— START OF Material provided —
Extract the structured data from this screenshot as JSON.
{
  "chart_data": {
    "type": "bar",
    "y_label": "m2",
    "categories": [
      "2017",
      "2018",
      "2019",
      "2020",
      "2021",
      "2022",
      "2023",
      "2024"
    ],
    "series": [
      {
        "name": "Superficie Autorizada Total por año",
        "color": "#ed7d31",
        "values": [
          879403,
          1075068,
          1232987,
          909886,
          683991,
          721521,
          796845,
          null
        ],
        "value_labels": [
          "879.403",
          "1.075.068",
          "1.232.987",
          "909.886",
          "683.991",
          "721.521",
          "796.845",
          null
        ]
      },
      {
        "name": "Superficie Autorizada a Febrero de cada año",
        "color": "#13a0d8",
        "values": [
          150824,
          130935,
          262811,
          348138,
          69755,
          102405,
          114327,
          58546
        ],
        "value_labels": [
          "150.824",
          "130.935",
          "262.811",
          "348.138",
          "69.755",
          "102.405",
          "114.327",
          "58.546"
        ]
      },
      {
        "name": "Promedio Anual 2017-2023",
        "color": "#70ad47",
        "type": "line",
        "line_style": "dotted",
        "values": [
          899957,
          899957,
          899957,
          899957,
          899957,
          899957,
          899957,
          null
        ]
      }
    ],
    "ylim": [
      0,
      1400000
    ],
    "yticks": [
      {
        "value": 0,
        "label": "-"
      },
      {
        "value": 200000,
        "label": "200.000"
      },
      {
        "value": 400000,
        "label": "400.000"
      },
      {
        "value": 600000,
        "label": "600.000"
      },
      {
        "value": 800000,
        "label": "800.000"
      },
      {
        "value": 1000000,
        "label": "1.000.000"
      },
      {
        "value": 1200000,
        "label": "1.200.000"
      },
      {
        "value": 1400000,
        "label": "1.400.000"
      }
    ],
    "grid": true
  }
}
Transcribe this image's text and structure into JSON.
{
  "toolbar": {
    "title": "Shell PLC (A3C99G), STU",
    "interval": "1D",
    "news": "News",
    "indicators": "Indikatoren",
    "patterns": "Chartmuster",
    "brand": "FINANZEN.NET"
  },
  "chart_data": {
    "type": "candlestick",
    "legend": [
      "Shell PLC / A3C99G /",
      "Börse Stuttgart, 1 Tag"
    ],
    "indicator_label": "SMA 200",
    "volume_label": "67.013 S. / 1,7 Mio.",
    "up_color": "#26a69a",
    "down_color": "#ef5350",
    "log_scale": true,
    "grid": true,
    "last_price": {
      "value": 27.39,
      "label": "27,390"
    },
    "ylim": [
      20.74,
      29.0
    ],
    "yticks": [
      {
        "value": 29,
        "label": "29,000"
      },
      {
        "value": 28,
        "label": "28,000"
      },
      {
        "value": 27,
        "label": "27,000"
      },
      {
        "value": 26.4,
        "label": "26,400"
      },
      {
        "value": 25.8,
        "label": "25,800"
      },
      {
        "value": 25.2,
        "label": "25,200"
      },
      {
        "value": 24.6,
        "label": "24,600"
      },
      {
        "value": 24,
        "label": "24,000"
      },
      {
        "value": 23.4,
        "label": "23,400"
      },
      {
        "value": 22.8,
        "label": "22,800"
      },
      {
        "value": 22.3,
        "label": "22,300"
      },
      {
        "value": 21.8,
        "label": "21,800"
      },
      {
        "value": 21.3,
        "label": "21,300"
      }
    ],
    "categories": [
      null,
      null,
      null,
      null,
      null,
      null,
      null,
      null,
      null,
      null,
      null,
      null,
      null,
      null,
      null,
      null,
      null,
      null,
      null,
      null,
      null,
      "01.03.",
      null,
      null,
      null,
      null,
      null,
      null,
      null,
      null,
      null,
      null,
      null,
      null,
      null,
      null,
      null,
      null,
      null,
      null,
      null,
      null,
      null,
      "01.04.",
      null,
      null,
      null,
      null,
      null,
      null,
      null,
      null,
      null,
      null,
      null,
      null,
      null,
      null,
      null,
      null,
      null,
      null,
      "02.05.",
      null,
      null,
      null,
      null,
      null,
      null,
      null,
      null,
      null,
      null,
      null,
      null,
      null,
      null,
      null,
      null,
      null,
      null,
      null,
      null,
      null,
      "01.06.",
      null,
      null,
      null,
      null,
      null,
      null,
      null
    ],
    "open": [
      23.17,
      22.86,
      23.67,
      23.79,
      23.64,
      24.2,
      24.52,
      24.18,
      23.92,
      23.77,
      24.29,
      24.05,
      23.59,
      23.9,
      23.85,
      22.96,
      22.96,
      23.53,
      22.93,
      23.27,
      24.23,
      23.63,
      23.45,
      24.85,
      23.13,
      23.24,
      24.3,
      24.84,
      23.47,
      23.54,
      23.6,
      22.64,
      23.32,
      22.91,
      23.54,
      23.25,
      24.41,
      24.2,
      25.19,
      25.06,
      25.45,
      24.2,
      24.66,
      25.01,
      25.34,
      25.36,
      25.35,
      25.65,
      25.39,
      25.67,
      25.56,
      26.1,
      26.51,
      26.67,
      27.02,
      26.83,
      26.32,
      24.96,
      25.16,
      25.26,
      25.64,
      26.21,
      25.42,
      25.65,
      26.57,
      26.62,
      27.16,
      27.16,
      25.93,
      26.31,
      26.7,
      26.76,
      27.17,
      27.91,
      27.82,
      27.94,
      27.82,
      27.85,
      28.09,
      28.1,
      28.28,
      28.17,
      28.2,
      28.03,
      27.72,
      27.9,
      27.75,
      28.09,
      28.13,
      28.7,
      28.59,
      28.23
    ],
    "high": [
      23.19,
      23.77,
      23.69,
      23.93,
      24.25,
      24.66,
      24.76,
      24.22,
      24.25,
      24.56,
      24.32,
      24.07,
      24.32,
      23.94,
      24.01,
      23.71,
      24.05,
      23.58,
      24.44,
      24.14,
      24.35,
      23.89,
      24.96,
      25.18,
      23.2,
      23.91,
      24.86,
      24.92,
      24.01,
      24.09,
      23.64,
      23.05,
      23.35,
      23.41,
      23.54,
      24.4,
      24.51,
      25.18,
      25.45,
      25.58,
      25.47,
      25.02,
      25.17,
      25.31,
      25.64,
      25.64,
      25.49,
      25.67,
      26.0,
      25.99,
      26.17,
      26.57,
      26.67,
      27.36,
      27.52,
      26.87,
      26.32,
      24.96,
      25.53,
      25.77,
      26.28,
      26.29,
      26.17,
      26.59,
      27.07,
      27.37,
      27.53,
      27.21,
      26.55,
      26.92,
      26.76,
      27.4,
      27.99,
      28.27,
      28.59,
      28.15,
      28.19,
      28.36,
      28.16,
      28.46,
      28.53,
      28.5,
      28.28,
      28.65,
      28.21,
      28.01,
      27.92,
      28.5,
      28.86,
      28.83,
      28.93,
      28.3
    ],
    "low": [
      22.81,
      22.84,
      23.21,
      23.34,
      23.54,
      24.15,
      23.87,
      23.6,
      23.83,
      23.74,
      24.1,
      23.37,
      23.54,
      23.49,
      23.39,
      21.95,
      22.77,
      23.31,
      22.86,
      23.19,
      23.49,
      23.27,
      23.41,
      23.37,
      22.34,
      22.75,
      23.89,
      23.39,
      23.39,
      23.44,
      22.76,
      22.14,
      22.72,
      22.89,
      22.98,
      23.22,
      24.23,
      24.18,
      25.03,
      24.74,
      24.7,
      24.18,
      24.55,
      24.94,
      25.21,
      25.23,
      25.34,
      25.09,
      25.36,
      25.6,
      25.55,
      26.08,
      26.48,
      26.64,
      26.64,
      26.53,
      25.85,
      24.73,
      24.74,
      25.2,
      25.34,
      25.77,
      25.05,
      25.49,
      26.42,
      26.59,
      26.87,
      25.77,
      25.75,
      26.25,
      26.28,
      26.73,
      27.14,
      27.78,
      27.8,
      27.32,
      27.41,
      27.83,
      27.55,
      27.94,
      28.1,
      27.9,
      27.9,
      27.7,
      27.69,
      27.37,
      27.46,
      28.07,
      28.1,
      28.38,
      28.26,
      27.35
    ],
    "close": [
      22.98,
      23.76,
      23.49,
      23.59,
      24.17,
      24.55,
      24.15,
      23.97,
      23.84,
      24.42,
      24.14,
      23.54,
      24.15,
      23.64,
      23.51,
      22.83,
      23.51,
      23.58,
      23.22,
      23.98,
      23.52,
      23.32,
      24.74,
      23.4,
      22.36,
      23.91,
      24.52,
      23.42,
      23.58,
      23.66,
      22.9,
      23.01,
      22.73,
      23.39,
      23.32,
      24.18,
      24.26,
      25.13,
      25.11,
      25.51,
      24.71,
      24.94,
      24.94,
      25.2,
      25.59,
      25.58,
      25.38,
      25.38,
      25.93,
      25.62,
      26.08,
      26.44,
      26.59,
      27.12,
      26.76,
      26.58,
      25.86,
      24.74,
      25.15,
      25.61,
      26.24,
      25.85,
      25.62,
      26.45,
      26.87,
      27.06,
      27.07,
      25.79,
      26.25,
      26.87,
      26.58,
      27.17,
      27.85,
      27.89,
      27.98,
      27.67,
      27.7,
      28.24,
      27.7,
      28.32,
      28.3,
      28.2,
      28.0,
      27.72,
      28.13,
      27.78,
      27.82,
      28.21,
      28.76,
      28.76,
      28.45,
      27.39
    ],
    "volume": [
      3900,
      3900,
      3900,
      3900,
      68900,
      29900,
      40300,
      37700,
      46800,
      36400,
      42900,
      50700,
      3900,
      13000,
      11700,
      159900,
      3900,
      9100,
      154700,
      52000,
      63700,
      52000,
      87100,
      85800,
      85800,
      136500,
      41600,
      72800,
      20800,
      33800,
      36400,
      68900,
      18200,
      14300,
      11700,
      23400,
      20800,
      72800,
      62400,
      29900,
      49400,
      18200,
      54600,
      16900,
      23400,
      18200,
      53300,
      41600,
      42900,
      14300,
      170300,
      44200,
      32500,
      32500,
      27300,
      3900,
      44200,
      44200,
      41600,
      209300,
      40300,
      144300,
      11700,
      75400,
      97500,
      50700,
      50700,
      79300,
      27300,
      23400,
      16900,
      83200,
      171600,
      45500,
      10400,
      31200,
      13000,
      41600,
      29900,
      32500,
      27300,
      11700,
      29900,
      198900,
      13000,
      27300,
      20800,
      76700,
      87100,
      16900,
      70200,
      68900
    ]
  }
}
— END OF Material provided —
* Exercise directions *
Looking at the records above, say how many lines hold the string "name". Write nothing but the number.

* Response for this exercise *
3